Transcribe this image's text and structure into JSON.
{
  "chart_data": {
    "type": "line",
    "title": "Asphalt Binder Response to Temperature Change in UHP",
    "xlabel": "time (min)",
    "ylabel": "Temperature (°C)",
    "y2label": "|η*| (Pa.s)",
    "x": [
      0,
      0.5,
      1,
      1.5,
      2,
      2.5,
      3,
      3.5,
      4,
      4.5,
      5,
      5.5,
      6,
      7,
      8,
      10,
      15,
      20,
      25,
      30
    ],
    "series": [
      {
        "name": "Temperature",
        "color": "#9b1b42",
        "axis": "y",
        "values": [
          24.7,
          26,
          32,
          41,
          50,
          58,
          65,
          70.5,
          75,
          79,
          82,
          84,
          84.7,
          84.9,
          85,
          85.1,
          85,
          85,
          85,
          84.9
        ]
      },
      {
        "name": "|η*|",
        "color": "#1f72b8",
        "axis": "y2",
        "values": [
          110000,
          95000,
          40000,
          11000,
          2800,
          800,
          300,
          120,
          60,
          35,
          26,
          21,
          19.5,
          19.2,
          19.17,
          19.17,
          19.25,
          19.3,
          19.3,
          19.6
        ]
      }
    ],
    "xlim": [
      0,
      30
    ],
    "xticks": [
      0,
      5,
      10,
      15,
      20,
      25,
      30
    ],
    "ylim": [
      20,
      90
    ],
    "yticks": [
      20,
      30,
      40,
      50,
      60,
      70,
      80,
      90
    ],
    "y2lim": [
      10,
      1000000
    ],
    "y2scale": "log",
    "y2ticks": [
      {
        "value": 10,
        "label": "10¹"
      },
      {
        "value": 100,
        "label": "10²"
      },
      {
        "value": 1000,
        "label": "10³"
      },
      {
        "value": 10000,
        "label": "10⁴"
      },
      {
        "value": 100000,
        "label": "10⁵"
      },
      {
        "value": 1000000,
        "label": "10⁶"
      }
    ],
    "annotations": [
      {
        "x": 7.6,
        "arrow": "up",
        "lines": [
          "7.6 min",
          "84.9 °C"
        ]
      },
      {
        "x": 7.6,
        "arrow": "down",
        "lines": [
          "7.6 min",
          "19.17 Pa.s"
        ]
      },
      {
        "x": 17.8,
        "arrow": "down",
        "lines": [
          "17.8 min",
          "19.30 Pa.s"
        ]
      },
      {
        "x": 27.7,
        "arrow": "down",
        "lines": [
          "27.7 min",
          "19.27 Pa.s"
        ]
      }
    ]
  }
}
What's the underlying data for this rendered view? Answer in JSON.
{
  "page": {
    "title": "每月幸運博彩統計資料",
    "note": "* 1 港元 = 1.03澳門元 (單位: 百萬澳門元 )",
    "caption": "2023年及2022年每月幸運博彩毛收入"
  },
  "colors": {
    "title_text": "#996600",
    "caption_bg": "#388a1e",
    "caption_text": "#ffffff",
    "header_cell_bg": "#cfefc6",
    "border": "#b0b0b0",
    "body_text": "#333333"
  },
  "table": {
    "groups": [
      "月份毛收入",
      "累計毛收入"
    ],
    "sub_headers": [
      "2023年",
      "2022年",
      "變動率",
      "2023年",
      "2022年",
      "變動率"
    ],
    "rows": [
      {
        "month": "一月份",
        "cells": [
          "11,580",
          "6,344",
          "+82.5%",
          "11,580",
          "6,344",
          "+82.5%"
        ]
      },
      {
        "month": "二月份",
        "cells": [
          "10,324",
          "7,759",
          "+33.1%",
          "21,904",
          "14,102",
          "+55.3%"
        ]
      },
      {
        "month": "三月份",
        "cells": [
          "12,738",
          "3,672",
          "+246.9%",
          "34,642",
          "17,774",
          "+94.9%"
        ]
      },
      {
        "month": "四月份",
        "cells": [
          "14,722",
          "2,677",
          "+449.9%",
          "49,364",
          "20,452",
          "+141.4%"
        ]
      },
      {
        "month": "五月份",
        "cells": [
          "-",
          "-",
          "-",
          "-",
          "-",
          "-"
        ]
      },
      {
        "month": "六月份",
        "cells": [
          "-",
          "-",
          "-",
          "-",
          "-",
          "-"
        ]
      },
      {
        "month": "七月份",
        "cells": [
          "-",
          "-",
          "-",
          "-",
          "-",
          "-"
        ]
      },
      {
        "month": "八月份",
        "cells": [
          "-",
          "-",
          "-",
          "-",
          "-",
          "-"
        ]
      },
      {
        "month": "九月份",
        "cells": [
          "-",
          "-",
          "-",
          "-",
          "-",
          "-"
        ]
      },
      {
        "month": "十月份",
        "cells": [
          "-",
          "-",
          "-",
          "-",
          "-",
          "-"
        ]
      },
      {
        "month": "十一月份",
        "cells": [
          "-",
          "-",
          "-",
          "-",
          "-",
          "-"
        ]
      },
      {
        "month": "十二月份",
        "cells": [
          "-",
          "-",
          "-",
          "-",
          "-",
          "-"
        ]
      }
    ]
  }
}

**WHAT IS ASKED:**
Reproduce each line of the material containing the word "Temperature".

**SOLUTION TO THIS EXERCISE:**
    "title": "Asphalt Binder Response to Temperature Change in UHP",
    "ylabel": "Temperature (°C)",
        "name": "Temperature",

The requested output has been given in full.